[start]
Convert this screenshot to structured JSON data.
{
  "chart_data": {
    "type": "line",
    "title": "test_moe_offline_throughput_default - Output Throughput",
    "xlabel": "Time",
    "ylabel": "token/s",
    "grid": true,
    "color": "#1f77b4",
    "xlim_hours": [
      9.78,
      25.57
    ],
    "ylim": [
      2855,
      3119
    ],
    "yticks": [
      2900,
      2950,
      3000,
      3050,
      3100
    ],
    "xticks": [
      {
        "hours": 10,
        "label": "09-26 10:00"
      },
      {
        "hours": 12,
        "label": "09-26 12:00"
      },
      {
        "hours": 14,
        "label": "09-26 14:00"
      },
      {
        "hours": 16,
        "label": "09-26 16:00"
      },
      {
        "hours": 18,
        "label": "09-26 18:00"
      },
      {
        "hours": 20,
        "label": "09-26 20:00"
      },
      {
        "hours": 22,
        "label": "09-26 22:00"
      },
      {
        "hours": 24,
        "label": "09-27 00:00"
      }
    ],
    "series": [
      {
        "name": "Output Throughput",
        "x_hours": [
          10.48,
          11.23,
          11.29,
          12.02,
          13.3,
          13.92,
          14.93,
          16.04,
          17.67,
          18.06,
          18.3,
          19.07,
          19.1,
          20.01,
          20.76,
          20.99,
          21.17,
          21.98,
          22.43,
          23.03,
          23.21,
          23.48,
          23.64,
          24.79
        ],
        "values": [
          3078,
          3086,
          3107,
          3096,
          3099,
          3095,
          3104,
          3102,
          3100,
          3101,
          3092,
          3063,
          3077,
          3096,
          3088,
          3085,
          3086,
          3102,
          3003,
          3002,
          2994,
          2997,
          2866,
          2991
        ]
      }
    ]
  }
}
[end]
TASK BRIEF: Scan the lines for the string "Output". Copy out each line that matches.

THE RESPONSE:
    "title": "test_moe_offline_throughput_default - Output Throughput",
        "name": "Output Throughput",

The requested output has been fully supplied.